Work to be completed: Reproduce all of the data exactly.

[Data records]
________

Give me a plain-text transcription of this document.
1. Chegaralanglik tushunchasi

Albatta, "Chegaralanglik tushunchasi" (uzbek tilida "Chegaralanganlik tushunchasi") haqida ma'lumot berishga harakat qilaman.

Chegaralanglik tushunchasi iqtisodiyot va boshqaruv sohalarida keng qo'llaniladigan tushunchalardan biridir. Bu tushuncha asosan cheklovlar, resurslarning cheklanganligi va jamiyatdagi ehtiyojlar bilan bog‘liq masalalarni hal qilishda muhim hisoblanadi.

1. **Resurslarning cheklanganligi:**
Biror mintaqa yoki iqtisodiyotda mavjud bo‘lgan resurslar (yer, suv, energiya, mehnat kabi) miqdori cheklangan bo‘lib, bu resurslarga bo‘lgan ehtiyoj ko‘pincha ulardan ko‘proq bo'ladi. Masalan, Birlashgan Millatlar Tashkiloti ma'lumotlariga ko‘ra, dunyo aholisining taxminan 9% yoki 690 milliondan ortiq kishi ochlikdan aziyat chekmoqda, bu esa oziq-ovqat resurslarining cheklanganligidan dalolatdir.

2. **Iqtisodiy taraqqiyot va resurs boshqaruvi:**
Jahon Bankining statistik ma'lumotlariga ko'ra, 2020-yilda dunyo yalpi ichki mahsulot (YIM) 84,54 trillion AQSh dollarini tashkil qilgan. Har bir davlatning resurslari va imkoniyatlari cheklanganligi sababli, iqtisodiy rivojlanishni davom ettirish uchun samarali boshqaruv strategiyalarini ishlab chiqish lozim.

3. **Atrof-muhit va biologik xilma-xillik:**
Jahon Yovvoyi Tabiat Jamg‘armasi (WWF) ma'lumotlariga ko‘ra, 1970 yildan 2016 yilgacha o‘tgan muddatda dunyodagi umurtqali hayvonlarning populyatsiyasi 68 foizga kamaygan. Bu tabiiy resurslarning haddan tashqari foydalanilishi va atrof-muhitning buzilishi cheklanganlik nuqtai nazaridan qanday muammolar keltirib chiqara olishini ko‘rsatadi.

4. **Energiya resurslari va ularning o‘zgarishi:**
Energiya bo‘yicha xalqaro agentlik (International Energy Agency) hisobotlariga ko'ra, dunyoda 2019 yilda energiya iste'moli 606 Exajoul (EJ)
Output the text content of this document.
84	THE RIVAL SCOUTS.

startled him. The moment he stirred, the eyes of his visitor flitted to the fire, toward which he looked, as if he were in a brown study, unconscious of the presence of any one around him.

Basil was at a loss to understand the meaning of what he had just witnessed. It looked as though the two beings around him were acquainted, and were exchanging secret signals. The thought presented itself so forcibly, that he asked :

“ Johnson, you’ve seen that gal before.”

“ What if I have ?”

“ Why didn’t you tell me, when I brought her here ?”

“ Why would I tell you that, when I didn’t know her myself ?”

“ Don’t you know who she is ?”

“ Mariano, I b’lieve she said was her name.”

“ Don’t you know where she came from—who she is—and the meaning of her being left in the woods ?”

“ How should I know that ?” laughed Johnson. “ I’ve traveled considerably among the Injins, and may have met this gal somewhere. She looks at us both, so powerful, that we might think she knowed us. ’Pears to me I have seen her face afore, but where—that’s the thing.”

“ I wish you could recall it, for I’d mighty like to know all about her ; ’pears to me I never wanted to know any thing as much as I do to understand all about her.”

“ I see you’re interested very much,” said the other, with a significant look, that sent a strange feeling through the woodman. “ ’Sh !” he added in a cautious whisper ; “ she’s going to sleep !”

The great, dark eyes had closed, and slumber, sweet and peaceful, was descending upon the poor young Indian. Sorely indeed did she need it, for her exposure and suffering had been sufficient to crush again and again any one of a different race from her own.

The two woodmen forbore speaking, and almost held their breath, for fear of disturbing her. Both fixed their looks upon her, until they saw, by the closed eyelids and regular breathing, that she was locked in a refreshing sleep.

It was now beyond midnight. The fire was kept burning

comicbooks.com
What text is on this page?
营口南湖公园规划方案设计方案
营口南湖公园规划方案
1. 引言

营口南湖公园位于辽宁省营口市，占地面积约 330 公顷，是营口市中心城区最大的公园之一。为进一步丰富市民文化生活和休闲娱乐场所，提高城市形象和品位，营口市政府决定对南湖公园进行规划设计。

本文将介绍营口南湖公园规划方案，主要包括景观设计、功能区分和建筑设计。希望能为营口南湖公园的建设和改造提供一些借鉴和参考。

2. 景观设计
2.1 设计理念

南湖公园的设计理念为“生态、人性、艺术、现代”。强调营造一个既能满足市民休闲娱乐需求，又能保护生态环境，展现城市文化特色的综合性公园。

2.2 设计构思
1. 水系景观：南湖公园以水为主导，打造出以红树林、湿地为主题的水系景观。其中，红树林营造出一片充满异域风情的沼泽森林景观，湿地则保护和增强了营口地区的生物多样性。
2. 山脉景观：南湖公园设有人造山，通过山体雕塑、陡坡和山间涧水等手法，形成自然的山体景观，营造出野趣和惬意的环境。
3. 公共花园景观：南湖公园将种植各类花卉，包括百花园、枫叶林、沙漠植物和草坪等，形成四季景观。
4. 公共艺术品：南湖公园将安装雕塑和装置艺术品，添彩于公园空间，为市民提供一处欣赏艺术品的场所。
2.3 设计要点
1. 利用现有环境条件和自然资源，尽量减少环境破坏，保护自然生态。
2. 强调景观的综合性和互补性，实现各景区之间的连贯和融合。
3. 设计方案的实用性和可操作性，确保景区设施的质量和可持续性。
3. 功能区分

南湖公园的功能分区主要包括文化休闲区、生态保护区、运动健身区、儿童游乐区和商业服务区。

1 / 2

________

Answer for this exercise:
Give me a plain-text transcription of this document.
1. Chegaralanglik tushunchasi

Albatta, "Chegaralanglik tushunchasi" (uzbek tilida "Chegaralanganlik tushunchasi") haqida ma'lumot berishga harakat qilaman.

Chegaralanglik tushunchasi iqtisodiyot va boshqaruv sohalarida keng qo'llaniladigan tushunchalardan biridir. Bu tushuncha asosan cheklovlar, resurslarning cheklanganligi va jamiyatdagi ehtiyojlar bilan bog‘liq masalalarni hal qilishda muhim hisoblanadi.

1. **Resurslarning cheklanganligi:**
Biror mintaqa yoki iqtisodiyotda mavjud bo‘lgan resurslar (yer, suv, energiya, mehnat kabi) miqdori cheklangan bo‘lib, bu resurslarga bo‘lgan ehtiyoj ko‘pincha ulardan ko‘proq bo'ladi. Masalan, Birlashgan Millatlar Tashkiloti ma'lumotlariga ko‘ra, dunyo aholisining taxminan 9% yoki 690 milliondan ortiq kishi ochlikdan aziyat chekmoqda, bu esa oziq-ovqat resurslarining cheklanganligidan dalolatdir.

2. **Iqtisodiy taraqqiyot va resurs boshqaruvi:**
Jahon Bankining statistik ma'lumotlariga ko'ra, 2020-yilda dunyo yalpi ichki mahsulot (YIM) 84,54 trillion AQSh dollarini tashkil qilgan. Har bir davlatning resurslari va imkoniyatlari cheklanganligi sababli, iqtisodiy rivojlanishni davom ettirish uchun samarali boshqaruv strategiyalarini ishlab chiqish lozim.

3. **Atrof-muhit va biologik xilma-xillik:**
Jahon Yovvoyi Tabiat Jamg‘armasi (WWF) ma'lumotlariga ko‘ra, 1970 yildan 2016 yilgacha o‘tgan muddatda dunyodagi umurtqali hayvonlarning populyatsiyasi 68 foizga kamaygan. Bu tabiiy resurslarning haddan tashqari foydalanilishi va atrof-muhitning buzilishi cheklanganlik nuqtai nazaridan qanday muammolar keltirib chiqara olishini ko‘rsatadi.

4. **Energiya resurslari va ularning o‘zgarishi:**
Energiya bo‘yicha xalqaro agentlik (International Energy Agency) hisobotlariga ko'ra, dunyoda 2019 yilda energiya iste'moli 606 Exajoul (EJ)
Output the text content of this document.
84	THE RIVAL SCOUTS.

startled him. The moment he stirred, the eyes of his visitor flitted to the fire, toward which he looked, as if he were in a brown study, unconscious of the presence of any one around him.

Basil was at a loss to understand the meaning of what he had just witnessed. It looked as though the two beings around him were acquainted, and were exchanging secret signals. The thought presented itself so forcibly, that he asked :

“ Johnson, you’ve seen that gal before.”

“ What if I have ?”

“ Why didn’t you tell me, when I brought her here ?”

“ Why would I tell you that, when I didn’t know her myself ?”

“ Don’t you know who she is ?”

“ Mariano, I b’lieve she said was her name.”

“ Don’t you know where she came from—who she is—and the meaning of her being left in the woods ?”

“ How should I know that ?” laughed Johnson. “ I’ve traveled considerably among the Injins, and may have met this gal somewhere. She looks at us both, so powerful, that we might think she knowed us. ’Pears to me I have seen her face afore, but where—that’s the thing.”

“ I wish you could recall it, for I’d mighty like to know all about her ; ’pears to me I never wanted to know any thing as much as I do to understand all about her.”

“ I see you’re interested very much,” said the other, with a significant look, that sent a strange feeling through the woodman. “ ’Sh !” he added in a cautious whisper ; “ she’s going to sleep !”

The great, dark eyes had closed, and slumber, sweet and peaceful, was descending upon the poor young Indian. Sorely indeed did she need it, for her exposure and suffering had been sufficient to crush again and again any one of a different race from her own.

The two woodmen forbore speaking, and almost held their breath, for fear of disturbing her. Both fixed their looks upon her, until they saw, by the closed eyelids and regular breathing, that she was locked in a refreshing sleep.

It was now beyond midnight. The fire was kept burning

comicbooks.com
What text is on this page?
营口南湖公园规划方案设计方案
营口南湖公园规划方案
1. 引言

营口南湖公园位于辽宁省营口市，占地面积约 330 公顷，是营口市中心城区最大的公园之一。为进一步丰富市民文化生活和休闲娱乐场所，提高城市形象和品位，营口市政府决定对南湖公园进行规划设计。

本文将介绍营口南湖公园规划方案，主要包括景观设计、功能区分和建筑设计。希望能为营口南湖公园的建设和改造提供一些借鉴和参考。

2. 景观设计
2.1 设计理念

南湖公园的设计理念为“生态、人性、艺术、现代”。强调营造一个既能满足市民休闲娱乐需求，又能保护生态环境，展现城市文化特色的综合性公园。

2.2 设计构思
1. 水系景观：南湖公园以水为主导，打造出以红树林、湿地为主题的水系景观。其中，红树林营造出一片充满异域风情的沼泽森林景观，湿地则保护和增强了营口地区的生物多样性。
2. 山脉景观：南湖公园设有人造山，通过山体雕塑、陡坡和山间涧水等手法，形成自然的山体景观，营造出野趣和惬意的环境。
3. 公共花园景观：南湖公园将种植各类花卉，包括百花园、枫叶林、沙漠植物和草坪等，形成四季景观。
4. 公共艺术品：南湖公园将安装雕塑和装置艺术品，添彩于公园空间，为市民提供一处欣赏艺术品的场所。
2.3 设计要点
1. 利用现有环境条件和自然资源，尽量减少环境破坏，保护自然生态。
2. 强调景观的综合性和互补性，实现各景区之间的连贯和融合。
3. 设计方案的实用性和可操作性，确保景区设施的质量和可持续性。
3. 功能区分

南湖公园的功能分区主要包括文化休闲区、生态保护区、运动健身区、儿童游乐区和商业服务区。

1 / 2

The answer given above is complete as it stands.